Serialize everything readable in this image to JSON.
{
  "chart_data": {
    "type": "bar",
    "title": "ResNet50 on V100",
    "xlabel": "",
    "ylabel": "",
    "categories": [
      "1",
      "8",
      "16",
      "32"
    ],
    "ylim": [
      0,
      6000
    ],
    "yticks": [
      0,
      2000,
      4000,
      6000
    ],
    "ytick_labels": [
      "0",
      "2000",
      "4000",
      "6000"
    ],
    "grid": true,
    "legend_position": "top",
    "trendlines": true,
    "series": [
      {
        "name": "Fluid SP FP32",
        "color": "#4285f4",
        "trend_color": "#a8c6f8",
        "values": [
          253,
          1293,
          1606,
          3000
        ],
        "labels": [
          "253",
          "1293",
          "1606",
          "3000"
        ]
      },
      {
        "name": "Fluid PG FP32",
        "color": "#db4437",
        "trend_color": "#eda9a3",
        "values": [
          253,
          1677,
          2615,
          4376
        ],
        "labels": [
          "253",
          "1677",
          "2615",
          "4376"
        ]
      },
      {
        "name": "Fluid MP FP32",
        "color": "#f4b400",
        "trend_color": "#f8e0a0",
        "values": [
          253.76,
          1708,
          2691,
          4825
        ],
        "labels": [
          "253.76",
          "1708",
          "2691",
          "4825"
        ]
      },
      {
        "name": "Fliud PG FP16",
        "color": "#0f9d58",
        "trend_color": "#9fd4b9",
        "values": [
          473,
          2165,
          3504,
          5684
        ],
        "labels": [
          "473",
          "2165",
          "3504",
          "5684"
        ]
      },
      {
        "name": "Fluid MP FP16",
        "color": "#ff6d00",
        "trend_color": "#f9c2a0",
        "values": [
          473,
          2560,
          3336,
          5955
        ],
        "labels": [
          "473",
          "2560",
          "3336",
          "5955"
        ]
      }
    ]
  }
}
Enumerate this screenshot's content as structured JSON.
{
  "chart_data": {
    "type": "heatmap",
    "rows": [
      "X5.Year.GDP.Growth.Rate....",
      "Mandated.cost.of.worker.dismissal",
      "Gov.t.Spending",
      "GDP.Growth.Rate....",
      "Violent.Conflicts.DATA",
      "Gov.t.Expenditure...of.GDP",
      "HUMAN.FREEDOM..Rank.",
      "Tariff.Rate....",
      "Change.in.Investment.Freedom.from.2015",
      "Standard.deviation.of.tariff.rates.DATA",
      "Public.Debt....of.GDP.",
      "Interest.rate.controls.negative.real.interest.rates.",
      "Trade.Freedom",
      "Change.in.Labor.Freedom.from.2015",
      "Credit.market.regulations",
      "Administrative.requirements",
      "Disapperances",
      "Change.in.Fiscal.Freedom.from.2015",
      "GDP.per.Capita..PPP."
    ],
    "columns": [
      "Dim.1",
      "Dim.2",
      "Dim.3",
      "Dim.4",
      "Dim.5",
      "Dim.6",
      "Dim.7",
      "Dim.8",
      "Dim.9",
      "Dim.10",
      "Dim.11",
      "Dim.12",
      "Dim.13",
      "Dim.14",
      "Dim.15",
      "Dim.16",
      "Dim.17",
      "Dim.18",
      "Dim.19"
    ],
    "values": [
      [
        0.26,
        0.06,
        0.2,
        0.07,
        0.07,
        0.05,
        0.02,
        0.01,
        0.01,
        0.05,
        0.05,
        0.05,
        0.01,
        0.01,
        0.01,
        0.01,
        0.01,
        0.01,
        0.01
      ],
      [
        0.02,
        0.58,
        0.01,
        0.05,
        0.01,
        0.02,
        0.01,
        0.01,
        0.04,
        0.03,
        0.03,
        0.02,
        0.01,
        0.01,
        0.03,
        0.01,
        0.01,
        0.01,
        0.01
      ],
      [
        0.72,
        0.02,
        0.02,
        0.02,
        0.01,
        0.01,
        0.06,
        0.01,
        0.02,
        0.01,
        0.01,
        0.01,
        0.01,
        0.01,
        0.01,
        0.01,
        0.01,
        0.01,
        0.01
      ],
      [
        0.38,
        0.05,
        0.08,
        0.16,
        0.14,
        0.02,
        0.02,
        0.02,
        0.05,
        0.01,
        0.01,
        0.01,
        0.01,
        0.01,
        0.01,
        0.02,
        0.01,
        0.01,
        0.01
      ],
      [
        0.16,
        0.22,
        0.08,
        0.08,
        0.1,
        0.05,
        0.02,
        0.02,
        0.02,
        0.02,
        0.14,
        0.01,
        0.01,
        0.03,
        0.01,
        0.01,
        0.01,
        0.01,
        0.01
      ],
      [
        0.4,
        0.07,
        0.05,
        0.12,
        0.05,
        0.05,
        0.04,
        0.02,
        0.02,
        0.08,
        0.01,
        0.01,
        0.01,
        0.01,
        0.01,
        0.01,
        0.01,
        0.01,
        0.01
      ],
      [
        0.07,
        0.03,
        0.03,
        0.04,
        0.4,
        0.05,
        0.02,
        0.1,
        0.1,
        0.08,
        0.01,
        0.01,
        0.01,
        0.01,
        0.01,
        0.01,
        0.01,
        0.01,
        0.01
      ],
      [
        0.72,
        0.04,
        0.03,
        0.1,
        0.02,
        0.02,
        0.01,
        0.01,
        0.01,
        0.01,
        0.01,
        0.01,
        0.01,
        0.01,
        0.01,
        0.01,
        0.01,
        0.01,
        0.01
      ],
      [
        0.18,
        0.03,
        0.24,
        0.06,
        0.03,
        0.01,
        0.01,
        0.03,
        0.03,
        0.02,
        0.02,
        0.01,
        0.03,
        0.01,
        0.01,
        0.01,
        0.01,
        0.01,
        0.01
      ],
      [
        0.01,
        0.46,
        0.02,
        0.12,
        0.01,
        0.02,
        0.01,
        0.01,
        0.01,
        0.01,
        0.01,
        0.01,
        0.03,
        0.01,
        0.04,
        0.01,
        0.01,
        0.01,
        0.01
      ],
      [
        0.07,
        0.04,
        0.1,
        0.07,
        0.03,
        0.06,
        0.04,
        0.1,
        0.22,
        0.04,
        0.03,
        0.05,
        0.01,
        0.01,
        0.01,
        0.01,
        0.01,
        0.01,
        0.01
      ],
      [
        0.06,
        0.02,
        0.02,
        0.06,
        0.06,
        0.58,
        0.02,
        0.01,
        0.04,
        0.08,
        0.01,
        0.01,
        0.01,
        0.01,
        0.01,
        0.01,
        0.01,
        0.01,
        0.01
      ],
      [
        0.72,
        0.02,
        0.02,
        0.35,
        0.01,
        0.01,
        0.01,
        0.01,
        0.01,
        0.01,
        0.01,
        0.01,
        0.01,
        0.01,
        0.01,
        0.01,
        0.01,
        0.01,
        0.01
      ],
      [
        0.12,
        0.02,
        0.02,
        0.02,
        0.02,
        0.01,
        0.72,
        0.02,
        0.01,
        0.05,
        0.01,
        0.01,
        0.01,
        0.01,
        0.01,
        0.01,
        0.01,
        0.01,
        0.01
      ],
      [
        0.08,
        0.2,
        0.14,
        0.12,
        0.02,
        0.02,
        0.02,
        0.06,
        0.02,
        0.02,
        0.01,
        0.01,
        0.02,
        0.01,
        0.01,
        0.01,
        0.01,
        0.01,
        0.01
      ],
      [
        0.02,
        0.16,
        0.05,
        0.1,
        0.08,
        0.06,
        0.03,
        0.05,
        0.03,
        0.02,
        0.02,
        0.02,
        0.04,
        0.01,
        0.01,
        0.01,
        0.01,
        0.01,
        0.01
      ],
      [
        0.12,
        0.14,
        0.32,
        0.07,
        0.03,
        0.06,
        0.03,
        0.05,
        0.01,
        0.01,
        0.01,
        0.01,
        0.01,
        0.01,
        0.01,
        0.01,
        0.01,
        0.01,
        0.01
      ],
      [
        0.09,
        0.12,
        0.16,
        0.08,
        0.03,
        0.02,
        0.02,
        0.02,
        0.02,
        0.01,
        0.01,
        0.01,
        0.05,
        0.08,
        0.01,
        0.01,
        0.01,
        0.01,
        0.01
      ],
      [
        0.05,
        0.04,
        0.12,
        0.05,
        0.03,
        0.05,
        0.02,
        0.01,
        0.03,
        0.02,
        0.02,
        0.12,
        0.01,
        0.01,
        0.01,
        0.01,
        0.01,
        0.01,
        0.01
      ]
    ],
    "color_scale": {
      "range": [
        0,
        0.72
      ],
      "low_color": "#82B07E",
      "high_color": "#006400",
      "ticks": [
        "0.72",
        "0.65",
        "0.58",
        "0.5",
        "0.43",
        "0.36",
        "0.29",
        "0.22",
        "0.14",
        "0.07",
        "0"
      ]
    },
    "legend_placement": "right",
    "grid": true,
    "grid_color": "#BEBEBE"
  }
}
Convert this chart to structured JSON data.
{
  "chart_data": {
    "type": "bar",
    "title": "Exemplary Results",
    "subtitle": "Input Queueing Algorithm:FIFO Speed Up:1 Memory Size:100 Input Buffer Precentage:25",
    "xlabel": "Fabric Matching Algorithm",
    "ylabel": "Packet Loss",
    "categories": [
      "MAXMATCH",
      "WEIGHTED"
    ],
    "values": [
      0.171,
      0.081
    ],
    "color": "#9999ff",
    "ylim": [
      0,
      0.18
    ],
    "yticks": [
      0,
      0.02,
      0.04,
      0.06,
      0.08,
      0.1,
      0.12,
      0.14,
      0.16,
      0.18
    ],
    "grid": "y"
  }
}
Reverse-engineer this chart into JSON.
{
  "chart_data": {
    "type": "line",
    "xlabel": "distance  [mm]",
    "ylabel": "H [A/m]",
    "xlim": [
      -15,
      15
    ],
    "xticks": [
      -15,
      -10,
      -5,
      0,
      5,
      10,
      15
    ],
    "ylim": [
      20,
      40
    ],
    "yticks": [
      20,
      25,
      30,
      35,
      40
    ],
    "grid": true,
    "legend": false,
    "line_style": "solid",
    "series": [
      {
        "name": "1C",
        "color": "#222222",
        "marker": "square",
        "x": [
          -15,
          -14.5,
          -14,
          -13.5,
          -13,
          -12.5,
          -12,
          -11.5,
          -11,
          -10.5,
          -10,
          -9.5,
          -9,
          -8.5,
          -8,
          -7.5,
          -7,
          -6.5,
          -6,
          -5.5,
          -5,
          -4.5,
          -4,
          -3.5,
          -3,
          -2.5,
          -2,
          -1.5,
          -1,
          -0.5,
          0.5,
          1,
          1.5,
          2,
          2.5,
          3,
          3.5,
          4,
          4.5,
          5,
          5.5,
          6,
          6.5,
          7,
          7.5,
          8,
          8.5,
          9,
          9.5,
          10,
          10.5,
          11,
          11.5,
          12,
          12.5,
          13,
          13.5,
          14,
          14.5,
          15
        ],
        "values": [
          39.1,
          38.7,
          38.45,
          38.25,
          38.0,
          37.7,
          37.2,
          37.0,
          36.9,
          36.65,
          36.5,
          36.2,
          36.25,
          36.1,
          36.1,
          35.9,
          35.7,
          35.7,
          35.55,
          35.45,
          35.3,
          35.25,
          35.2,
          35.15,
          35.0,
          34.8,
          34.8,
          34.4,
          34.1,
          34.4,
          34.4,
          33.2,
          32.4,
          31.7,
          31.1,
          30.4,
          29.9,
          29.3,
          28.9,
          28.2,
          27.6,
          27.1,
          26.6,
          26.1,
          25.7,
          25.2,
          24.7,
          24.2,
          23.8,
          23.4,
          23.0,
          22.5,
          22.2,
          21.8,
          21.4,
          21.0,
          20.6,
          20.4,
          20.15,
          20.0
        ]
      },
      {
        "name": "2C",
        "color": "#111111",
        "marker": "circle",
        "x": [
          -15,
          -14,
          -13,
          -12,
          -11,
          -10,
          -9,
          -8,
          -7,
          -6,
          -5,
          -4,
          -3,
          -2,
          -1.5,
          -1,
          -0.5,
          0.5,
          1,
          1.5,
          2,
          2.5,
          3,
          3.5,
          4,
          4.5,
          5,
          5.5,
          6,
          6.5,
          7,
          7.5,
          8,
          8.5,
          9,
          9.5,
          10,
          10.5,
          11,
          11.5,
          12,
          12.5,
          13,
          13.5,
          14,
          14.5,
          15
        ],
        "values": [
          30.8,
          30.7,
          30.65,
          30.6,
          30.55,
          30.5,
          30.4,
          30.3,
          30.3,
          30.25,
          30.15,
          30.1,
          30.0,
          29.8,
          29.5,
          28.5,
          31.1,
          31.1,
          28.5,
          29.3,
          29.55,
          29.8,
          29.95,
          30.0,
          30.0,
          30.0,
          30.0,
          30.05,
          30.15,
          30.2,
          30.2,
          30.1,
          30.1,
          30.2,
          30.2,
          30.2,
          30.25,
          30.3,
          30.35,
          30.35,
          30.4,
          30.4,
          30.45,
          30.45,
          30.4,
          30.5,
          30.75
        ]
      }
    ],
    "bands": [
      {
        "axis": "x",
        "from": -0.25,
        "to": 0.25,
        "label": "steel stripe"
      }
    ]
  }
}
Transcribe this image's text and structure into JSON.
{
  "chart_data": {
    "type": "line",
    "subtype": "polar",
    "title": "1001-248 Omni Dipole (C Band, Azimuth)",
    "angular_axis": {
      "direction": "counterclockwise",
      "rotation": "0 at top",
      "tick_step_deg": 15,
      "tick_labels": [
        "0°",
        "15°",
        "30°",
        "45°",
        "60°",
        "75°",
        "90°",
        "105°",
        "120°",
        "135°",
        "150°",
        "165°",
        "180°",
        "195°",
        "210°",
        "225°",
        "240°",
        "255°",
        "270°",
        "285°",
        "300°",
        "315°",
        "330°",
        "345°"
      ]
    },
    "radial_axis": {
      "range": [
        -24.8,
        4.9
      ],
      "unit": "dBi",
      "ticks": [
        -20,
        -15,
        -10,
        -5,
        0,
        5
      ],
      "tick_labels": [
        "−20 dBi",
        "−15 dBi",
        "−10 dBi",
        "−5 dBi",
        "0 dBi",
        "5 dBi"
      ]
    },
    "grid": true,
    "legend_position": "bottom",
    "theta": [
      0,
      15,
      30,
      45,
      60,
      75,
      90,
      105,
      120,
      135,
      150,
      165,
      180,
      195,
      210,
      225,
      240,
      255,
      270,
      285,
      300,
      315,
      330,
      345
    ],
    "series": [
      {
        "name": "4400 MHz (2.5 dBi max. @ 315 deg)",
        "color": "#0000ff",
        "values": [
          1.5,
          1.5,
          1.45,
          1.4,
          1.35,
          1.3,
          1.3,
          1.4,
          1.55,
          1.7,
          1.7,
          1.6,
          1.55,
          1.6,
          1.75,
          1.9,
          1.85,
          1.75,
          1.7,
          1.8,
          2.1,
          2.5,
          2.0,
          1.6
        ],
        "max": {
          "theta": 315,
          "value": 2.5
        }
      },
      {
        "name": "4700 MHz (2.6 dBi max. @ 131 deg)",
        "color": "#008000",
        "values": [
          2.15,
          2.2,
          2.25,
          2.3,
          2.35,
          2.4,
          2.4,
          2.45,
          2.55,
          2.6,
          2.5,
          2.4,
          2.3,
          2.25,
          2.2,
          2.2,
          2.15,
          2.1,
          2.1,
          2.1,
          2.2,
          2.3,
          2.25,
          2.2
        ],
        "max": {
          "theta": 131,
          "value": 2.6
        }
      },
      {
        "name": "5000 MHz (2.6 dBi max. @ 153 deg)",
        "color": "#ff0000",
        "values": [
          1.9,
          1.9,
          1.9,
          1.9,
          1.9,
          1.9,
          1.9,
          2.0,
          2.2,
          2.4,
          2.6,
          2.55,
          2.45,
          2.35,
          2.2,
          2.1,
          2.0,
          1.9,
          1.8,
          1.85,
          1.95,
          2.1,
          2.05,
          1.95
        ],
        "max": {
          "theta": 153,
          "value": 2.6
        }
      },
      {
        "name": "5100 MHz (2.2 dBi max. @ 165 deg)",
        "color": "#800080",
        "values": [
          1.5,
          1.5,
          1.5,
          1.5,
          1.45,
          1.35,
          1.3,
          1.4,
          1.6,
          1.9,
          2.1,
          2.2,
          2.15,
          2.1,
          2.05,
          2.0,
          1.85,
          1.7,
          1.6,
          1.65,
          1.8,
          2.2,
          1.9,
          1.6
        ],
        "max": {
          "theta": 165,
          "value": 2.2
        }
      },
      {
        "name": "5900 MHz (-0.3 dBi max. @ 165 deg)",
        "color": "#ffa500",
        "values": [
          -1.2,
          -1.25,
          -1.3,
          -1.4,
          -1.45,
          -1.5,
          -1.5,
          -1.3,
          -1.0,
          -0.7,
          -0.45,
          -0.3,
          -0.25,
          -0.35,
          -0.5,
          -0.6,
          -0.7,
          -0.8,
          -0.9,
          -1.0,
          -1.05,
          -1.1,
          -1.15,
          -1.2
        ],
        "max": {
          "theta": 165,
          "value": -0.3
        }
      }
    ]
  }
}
****************************************
→ WORK TO BE COMPLETED
Which lines above hold the word "JSON"? Copy each of them.

→ ANSWER TO THIS TASK
Serialize everything readable in this image to JSON.
Enumerate this screenshot's content as structured JSON.
Convert this chart to structured JSON data.
Reverse-engineer this chart into JSON.
Transcribe this image's text and structure into JSON.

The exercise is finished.